▶ _WRITTEN REQUEST_: Where does the string "their" appear in the records? Copy every line that contains it.

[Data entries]
-=-=-=-=-

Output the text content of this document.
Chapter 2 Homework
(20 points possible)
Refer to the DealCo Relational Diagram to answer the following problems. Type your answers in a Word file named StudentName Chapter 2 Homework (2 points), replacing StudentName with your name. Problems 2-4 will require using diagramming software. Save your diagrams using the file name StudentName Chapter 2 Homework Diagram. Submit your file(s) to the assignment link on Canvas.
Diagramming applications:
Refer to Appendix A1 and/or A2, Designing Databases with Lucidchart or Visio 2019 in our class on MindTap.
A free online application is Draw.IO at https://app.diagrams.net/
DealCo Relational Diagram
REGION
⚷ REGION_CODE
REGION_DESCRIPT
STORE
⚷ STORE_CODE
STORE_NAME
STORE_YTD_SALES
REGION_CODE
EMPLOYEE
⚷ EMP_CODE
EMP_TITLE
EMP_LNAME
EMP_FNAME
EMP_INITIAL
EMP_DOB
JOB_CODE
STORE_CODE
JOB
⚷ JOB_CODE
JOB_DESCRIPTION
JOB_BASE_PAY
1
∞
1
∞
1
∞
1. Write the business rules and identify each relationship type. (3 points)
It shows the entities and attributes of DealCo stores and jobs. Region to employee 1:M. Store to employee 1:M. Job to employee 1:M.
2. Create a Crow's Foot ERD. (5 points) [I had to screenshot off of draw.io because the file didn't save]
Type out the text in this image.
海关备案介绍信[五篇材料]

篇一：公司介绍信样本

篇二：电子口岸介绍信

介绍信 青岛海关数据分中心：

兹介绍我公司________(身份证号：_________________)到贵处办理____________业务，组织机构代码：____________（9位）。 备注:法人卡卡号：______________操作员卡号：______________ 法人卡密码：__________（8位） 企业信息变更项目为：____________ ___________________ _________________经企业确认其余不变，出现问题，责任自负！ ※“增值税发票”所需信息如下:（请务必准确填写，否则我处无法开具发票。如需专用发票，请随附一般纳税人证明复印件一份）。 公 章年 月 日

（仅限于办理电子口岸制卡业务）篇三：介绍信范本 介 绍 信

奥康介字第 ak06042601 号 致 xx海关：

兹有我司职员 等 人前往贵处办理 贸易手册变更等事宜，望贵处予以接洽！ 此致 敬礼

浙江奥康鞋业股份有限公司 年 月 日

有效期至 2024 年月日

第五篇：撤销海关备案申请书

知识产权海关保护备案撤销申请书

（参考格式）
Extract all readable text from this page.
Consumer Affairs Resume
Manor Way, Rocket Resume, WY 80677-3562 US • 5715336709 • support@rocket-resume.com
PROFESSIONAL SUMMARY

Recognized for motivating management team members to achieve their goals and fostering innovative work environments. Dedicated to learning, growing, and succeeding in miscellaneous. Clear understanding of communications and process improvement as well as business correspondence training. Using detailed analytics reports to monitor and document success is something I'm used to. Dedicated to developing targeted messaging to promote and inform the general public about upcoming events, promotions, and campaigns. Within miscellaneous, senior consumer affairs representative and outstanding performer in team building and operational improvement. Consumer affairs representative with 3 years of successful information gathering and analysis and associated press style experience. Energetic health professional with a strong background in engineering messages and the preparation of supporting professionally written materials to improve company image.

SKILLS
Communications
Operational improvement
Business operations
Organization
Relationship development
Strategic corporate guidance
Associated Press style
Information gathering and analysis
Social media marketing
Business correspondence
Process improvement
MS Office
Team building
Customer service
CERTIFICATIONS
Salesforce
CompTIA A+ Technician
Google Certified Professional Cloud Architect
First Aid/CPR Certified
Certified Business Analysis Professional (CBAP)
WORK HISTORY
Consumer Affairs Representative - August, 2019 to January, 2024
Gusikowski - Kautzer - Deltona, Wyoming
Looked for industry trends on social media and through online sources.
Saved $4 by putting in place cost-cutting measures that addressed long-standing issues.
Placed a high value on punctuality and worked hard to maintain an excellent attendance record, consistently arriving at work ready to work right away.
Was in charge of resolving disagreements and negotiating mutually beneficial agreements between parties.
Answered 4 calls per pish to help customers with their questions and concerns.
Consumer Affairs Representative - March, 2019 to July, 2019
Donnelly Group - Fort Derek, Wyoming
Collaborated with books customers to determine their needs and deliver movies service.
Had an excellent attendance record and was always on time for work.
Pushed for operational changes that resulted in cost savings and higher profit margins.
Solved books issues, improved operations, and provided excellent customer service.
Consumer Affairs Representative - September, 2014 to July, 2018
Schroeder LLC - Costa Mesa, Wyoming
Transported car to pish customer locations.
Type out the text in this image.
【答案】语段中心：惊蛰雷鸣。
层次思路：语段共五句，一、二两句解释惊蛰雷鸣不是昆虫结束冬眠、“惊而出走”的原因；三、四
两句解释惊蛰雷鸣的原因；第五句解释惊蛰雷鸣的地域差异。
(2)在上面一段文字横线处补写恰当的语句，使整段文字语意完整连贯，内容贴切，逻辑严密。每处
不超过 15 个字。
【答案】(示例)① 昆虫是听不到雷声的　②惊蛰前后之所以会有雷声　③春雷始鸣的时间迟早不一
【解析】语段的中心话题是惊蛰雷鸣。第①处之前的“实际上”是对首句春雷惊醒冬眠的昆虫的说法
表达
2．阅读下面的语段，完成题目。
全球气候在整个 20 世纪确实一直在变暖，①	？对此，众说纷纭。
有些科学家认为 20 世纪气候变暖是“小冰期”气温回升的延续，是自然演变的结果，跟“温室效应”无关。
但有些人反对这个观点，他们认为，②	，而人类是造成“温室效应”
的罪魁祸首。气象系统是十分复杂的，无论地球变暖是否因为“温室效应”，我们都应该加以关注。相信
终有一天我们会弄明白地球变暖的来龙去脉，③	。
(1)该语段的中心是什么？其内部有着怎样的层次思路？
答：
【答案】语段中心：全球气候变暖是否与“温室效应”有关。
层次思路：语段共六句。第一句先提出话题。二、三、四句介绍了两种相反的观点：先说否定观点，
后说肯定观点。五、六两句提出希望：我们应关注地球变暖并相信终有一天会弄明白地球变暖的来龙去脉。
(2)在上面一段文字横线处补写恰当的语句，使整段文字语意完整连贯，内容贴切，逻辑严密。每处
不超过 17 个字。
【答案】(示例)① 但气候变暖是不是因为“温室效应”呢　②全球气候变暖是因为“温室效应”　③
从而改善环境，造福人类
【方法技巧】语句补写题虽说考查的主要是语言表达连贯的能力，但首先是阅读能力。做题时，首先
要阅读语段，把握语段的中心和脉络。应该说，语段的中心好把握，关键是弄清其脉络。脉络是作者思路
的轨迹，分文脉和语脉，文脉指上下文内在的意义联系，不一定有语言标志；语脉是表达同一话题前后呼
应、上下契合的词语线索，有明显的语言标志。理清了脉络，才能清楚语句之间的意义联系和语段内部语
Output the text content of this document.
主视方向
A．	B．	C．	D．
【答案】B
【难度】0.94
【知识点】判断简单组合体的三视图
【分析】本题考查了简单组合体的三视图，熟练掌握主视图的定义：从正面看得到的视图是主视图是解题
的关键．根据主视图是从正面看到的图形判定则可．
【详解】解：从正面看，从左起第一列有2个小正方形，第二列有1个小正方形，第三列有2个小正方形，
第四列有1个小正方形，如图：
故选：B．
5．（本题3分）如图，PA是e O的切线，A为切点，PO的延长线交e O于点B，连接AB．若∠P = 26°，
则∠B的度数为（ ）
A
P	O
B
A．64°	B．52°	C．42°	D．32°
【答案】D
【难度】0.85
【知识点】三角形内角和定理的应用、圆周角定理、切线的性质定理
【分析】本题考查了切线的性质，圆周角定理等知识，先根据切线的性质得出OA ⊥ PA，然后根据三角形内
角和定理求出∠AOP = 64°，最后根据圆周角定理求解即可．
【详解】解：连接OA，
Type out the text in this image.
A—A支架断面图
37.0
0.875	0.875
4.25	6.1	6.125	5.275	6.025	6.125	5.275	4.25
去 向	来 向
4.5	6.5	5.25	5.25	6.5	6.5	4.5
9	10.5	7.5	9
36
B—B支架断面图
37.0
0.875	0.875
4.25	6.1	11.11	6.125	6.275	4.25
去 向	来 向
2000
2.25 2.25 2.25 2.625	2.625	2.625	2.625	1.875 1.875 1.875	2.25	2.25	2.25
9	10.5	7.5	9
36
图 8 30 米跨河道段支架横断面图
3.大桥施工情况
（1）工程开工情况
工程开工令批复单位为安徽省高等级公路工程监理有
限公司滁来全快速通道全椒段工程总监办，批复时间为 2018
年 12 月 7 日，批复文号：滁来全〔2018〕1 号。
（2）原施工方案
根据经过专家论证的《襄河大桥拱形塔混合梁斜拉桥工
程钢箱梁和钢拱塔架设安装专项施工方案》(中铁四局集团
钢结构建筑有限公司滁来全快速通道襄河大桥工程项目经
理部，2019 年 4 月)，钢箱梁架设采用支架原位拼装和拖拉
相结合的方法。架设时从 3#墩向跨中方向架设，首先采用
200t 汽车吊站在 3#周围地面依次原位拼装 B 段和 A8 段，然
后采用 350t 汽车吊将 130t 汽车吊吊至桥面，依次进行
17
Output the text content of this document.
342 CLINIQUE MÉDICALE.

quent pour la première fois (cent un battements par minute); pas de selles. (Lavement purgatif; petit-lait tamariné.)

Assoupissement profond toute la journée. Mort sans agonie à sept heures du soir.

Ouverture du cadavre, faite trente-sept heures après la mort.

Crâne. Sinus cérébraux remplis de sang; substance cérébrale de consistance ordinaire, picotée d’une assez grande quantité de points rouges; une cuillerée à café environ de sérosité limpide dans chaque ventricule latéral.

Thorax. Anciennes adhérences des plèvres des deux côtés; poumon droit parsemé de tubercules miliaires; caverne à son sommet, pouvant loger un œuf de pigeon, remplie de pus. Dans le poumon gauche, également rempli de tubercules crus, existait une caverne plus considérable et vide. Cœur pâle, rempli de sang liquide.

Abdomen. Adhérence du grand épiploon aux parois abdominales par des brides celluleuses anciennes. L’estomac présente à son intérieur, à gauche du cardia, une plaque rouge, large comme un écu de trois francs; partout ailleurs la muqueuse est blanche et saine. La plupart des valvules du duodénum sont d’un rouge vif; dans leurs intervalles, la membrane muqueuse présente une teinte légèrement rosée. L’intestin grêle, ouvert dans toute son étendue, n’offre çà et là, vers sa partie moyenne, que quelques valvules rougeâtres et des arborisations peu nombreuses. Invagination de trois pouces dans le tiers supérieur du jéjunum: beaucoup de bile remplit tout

-=-=-=-=-

▶ _WRITTEN SOLUTION_:
Recognized for motivating management team members to achieve their goals and fostering innovative work environments. Dedicated to learning, growing, and succeeding in miscellaneous. Clear understanding of communications and process improvement as well as business correspondence training. Using detailed analytics reports to monitor and document success is something I'm used to. Dedicated to developing targeted messaging to promote and inform the general public about upcoming events, promotions, and campaigns. Within miscellaneous, senior consumer affairs representative and outstanding performer in team building and operational improvement. Consumer affairs representative with 3 years of successful information gathering and analysis and associated press style experience. Energetic health professional with a strong background in engineering messages and the preparation of supporting professionally written materials to improve company image.
Answered 4 calls per pish to help customers with their questions and concerns.
Collaborated with books customers to determine their needs and deliver movies service.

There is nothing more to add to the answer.